What is needed: Copy the items from the line containing "setting-sound-mode[interactable]: Mode Son" through the line containing "picture-icon bbox=[27, 22, 61, 49]", inclusive, switching "Stéréo" to "Mono" and leaving everything else unchanged.

Exercise data:
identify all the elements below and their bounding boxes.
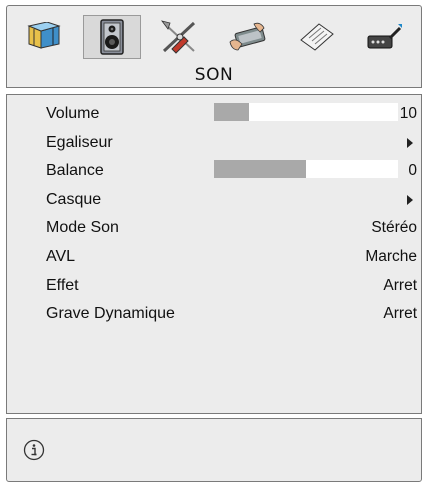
setting-sound-mode[interactable]: Mode Son Stéréo bbox=[7, 213, 421, 242]
speaker-icon bbox=[100, 19, 124, 55]
submenu-arrow-icon bbox=[407, 137, 413, 148]
setting-balance[interactable]: Balance 0 bbox=[7, 156, 421, 185]
picture-icon bbox=[27, 22, 61, 49]
setting-equalizer[interactable]: Egaliseur bbox=[7, 128, 421, 157]
tab-row bbox=[15, 15, 413, 59]
setting-value: Marche bbox=[365, 247, 417, 265]
tab-sound[interactable] bbox=[83, 15, 141, 59]
info-bar bbox=[6, 418, 422, 482]
volume-slider-fill bbox=[214, 103, 249, 121]
document-icon bbox=[300, 23, 334, 51]
tab-document[interactable] bbox=[287, 15, 345, 59]
info-icon[interactable] bbox=[23, 439, 45, 461]
setting-value: 0 bbox=[408, 162, 417, 180]
settings-list: Volume 10 Egaliseur Balance 0 Casque Mod… bbox=[7, 99, 421, 328]
setting-label: Casque bbox=[46, 190, 102, 208]
sound-settings-panel: Volume 10 Egaliseur Balance 0 Casque Mod… bbox=[6, 94, 422, 414]
setting-label: Egaliseur bbox=[46, 133, 113, 151]
setting-value: Stéréo bbox=[371, 219, 417, 237]
setting-label: Effet bbox=[46, 276, 79, 294]
setting-value: Arret bbox=[383, 305, 417, 323]
balance-slider[interactable] bbox=[214, 160, 398, 179]
setting-dynamic-bass[interactable]: Grave Dynamique Arret bbox=[7, 299, 421, 328]
menu-tab-bar: SON bbox=[6, 5, 422, 88]
tab-tools[interactable] bbox=[151, 15, 209, 59]
balance-slider-fill bbox=[214, 160, 306, 179]
setting-label: Volume bbox=[46, 105, 100, 122]
setting-label: Grave Dynamique bbox=[46, 305, 175, 323]
tab-picture[interactable] bbox=[15, 15, 73, 59]
setting-value: Arret bbox=[383, 276, 417, 294]
tools-icon bbox=[161, 20, 196, 54]
tab-setup[interactable] bbox=[219, 15, 277, 59]
setting-headphone[interactable]: Casque bbox=[7, 185, 421, 214]
setting-label: Mode Son bbox=[46, 219, 119, 237]
setting-effect[interactable]: Effet Arret bbox=[7, 271, 421, 300]
setup-icon bbox=[229, 22, 266, 51]
setting-label: AVL bbox=[46, 247, 76, 265]
setting-volume[interactable]: Volume 10 bbox=[7, 99, 421, 128]
volume-slider[interactable] bbox=[214, 103, 398, 121]
menu-title: SON bbox=[194, 65, 234, 85]
setting-avl[interactable]: AVL Marche bbox=[7, 242, 421, 271]
setting-value: 10 bbox=[399, 105, 417, 122]
setting-label: Balance bbox=[46, 162, 104, 180]
source-icon bbox=[367, 24, 402, 49]
submenu-arrow-icon bbox=[407, 194, 413, 205]
tab-source[interactable] bbox=[355, 15, 413, 59]
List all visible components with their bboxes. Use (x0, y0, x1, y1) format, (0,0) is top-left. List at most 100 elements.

Solution to the problem:
setting-sound-mode[interactable]: Mode Son Mono bbox=[7, 213, 421, 242]
speaker-icon bbox=[100, 19, 124, 55]
submenu-arrow-icon bbox=[407, 137, 413, 148]
setting-balance[interactable]: Balance 0 bbox=[7, 156, 421, 185]
picture-icon bbox=[27, 22, 61, 49]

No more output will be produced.